> **Task**:
Read the listing below and copy out every line that holds "第一段为".

> **Provided material**:

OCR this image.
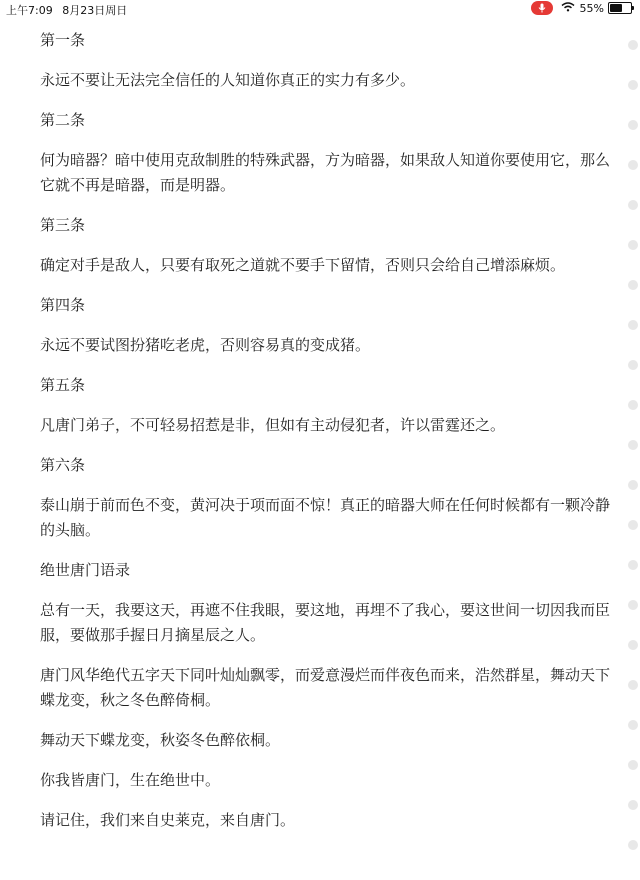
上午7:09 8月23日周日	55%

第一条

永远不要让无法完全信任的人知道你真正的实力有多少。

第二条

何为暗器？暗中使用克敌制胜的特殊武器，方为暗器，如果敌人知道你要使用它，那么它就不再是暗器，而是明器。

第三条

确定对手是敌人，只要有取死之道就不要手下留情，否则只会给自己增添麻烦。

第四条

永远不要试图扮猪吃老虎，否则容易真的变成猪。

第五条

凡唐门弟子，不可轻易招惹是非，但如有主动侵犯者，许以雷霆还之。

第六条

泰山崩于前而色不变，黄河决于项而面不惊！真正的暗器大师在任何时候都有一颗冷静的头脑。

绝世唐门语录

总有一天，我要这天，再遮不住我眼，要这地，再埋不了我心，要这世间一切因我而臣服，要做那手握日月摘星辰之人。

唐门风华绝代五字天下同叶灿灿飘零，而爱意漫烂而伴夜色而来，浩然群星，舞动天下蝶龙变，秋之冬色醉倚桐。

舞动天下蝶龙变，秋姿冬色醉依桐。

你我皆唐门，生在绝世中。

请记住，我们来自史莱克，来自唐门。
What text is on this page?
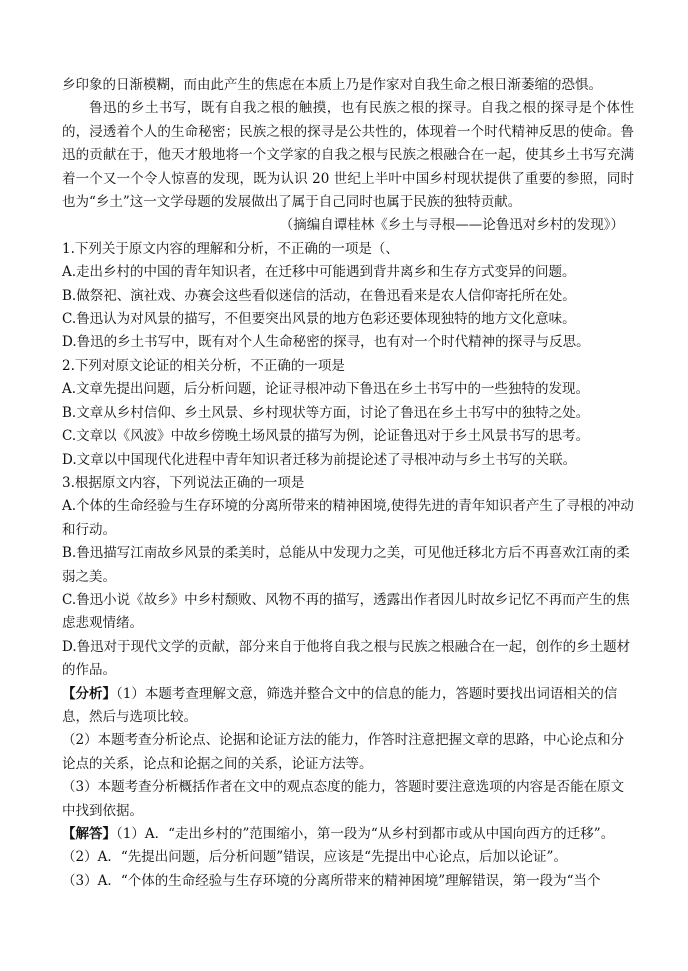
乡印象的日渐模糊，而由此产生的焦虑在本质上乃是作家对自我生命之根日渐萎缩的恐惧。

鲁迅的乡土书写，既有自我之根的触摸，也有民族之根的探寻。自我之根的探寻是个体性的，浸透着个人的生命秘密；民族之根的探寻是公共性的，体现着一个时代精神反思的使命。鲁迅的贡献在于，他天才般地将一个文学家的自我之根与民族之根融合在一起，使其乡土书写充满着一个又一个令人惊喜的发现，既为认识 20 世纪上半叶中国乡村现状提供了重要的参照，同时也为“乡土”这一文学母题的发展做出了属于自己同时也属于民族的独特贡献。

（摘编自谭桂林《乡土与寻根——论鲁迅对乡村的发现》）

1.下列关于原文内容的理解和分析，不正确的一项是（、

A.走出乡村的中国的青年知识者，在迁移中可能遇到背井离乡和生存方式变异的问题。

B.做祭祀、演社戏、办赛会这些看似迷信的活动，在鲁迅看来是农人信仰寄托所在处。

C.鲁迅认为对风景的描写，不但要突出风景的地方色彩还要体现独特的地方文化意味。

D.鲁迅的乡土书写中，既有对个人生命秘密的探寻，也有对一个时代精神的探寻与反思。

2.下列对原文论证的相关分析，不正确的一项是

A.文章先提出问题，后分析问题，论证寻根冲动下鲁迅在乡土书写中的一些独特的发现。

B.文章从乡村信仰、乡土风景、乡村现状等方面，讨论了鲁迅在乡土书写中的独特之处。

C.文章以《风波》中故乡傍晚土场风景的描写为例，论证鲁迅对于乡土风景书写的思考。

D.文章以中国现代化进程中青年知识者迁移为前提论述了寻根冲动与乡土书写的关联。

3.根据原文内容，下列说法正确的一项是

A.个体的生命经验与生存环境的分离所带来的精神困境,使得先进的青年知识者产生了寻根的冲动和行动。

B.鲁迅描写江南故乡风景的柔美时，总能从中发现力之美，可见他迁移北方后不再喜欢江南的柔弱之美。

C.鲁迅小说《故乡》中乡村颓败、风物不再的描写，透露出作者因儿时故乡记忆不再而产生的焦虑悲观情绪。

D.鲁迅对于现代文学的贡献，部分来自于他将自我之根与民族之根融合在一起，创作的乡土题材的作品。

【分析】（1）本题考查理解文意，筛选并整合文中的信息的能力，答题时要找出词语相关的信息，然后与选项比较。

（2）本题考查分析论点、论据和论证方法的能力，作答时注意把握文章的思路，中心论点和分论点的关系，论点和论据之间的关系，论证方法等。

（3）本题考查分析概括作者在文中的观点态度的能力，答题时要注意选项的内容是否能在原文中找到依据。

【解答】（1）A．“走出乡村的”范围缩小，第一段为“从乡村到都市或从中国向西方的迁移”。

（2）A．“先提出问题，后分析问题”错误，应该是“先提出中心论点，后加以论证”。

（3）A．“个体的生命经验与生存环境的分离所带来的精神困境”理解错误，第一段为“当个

> **Solution for this problem**:
【解答】（1）A．“走出乡村的”范围缩小，第一段为“从乡村到都市或从中国向西方的迁移”。
（3）A．“个体的生命经验与生存环境的分离所带来的精神困境”理解错误，第一段为“当个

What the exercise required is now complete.